(TO BE DONE) Locate the line that contains "Enumerate this screenshot's". Print it and each following line through the end of the listing, verbatim, and nothing more.

(DATA TO PROCESS)
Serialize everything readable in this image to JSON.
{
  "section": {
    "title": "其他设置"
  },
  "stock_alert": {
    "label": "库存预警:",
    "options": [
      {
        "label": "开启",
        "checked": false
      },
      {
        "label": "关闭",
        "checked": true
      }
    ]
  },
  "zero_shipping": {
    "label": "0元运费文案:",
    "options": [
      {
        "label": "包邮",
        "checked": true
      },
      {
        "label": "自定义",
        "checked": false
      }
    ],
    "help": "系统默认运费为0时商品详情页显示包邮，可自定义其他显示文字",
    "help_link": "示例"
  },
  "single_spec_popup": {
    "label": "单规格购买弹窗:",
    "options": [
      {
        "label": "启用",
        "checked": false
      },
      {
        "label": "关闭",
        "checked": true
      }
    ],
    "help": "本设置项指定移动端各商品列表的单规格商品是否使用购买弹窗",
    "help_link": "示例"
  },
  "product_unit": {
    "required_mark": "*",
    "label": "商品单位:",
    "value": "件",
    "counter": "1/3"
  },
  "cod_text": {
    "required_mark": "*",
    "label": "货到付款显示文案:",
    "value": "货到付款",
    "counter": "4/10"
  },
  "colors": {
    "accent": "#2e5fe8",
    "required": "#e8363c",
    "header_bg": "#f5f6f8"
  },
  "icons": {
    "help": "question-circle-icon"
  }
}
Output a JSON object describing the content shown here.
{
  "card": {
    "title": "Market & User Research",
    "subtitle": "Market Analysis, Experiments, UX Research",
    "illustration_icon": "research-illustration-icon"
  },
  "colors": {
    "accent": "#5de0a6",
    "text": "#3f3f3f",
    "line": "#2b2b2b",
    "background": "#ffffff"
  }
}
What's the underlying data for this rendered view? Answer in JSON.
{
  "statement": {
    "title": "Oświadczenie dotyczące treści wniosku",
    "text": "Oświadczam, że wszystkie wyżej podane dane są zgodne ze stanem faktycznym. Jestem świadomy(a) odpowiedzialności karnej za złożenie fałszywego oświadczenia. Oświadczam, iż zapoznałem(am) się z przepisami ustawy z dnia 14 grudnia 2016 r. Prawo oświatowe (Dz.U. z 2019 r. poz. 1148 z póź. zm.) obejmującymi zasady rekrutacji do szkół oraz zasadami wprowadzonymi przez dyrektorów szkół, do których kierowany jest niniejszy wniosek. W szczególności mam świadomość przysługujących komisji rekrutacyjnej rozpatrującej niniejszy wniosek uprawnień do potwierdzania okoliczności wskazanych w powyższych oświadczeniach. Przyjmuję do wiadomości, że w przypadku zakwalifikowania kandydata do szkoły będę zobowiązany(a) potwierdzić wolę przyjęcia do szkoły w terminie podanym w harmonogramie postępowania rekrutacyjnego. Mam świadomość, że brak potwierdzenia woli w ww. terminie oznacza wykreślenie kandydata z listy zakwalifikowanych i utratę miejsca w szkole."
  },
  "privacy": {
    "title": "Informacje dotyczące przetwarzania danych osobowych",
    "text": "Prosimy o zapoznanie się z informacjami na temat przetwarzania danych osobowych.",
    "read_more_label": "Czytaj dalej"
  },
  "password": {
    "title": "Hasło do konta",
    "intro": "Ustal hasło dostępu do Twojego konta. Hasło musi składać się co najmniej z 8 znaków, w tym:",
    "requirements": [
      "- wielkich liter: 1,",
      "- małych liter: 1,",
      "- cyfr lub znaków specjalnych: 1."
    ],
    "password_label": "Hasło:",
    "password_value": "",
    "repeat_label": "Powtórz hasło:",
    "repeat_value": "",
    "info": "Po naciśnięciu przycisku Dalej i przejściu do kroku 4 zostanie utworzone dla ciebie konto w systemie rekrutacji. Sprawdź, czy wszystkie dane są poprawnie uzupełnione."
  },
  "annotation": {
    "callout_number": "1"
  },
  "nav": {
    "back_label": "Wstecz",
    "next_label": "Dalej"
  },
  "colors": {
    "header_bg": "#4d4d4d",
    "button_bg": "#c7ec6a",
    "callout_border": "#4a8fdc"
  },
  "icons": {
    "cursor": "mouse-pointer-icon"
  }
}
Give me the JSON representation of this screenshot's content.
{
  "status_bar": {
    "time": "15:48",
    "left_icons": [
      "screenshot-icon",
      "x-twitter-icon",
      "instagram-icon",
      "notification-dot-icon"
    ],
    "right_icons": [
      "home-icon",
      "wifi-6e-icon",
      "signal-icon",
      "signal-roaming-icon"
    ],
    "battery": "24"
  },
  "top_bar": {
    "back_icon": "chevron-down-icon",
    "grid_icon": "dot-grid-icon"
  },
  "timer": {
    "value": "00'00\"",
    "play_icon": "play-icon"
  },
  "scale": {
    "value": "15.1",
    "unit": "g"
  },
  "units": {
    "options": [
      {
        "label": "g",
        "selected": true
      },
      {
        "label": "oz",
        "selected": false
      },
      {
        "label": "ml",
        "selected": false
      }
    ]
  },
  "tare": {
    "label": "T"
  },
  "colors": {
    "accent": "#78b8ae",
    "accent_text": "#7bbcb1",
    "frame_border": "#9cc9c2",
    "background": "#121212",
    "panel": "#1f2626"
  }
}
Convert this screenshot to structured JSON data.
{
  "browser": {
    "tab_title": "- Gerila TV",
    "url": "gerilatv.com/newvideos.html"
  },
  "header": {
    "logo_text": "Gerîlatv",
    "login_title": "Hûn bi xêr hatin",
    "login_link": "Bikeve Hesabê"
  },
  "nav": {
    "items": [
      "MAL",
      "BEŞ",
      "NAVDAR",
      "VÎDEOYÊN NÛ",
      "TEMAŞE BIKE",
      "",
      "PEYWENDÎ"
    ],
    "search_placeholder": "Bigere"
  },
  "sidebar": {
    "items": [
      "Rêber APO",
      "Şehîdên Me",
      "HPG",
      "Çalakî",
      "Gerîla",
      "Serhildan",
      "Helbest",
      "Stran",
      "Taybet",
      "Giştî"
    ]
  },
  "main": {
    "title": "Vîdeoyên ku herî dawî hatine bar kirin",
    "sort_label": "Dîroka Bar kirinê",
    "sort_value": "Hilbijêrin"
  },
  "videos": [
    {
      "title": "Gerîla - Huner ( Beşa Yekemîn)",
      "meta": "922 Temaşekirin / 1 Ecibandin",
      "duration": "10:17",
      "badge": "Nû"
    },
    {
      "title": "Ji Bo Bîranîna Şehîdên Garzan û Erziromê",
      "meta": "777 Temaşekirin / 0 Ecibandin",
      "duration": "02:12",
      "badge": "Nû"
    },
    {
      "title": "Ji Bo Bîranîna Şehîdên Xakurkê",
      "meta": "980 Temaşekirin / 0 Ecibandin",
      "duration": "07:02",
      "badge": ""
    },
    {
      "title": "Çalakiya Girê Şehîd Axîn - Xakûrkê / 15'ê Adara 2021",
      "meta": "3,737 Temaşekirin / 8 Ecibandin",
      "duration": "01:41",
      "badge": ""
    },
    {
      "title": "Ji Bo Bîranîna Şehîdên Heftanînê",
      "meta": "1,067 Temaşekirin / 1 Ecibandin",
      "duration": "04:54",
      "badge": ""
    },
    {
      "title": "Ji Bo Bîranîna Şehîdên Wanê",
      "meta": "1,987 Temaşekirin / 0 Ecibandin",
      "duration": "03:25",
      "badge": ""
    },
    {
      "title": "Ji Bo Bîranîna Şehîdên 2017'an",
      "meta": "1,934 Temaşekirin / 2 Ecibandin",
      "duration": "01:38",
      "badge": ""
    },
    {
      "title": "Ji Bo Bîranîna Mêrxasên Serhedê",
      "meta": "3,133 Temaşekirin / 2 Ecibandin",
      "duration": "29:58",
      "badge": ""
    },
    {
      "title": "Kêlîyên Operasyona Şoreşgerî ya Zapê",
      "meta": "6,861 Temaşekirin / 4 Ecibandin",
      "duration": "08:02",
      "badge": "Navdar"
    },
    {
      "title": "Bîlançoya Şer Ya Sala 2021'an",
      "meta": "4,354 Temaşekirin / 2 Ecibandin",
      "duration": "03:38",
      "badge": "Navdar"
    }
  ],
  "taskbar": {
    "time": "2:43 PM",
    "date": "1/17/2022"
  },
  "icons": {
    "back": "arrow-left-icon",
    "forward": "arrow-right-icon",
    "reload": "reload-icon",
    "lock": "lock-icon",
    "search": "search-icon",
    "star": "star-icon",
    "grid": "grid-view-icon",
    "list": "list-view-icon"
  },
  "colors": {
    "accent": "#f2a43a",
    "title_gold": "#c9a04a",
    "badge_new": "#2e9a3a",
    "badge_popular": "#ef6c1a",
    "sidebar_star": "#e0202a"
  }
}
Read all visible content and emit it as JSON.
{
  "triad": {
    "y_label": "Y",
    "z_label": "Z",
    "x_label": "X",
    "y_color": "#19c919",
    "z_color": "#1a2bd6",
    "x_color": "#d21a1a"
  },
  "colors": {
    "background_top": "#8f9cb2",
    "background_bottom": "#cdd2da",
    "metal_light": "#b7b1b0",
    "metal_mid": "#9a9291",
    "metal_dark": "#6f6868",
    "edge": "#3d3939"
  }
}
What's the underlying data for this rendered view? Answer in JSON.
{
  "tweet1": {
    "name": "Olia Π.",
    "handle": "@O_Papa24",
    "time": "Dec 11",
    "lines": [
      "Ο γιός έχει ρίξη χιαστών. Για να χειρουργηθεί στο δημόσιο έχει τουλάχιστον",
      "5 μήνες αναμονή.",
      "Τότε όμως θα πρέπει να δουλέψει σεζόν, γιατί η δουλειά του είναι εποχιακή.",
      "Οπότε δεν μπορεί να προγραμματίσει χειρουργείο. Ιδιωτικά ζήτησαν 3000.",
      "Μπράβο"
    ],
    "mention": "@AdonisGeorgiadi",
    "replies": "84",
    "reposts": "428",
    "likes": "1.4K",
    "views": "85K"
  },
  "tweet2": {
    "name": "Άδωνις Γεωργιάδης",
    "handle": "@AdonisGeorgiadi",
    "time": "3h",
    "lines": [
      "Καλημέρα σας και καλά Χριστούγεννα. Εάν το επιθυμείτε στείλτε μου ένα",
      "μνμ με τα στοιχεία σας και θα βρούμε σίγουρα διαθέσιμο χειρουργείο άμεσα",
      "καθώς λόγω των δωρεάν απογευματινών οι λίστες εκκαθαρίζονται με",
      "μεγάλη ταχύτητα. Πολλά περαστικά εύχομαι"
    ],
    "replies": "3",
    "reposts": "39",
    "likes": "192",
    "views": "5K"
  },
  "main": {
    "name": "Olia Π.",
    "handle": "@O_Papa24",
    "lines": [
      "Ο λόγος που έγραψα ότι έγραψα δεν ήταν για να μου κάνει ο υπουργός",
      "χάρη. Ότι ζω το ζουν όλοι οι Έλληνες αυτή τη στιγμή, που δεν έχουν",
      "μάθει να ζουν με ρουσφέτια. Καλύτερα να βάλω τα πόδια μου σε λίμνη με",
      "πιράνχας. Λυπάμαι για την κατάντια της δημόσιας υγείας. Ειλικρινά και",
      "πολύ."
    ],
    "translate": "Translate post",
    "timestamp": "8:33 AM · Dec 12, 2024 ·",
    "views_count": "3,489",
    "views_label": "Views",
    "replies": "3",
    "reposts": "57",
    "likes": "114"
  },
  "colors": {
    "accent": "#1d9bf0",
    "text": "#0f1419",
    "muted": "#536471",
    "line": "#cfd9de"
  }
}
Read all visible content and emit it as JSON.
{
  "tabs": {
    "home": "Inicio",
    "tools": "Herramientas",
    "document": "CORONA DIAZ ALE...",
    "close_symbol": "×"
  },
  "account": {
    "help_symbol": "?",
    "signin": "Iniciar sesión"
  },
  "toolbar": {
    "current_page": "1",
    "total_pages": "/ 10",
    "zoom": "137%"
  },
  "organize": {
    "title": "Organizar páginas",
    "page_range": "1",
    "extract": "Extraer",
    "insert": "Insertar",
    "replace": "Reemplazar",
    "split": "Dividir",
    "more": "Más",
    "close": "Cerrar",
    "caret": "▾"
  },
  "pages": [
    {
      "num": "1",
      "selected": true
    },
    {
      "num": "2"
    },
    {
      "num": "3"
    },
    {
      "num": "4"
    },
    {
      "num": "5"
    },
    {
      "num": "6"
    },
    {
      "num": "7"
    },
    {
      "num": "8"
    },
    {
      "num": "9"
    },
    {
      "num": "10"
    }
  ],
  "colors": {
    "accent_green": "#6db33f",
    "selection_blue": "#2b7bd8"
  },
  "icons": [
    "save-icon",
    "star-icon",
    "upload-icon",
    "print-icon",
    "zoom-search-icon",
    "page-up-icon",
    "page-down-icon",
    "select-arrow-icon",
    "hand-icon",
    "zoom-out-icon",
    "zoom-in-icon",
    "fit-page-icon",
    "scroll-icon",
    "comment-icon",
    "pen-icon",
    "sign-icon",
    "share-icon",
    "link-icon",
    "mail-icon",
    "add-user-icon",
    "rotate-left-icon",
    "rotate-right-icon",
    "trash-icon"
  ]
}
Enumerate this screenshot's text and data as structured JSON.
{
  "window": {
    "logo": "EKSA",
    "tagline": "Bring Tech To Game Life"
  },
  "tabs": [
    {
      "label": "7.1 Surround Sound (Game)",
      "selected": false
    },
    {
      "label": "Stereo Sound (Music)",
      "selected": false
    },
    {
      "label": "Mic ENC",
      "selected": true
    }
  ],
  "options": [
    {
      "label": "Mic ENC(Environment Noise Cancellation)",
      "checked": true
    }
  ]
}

(OUTPUT FOR THIS TASK)
Enumerate this screenshot's text and data as structured JSON.
{
  "window": {
    "logo": "EKSA",
    "tagline": "Bring Tech To Game Life"
  },
  "tabs": [
    {
      "label": "7.1 Surround Sound (Game)",
      "selected": false
    },
    {
      "label": "Stereo Sound (Music)",
      "selected": false
    },
    {
      "label": "Mic ENC",
      "selected": true
    }
  ],
  "options": [
    {
      "label": "Mic ENC(Environment Noise Cancellation)",
      "checked": true
    }
  ]
}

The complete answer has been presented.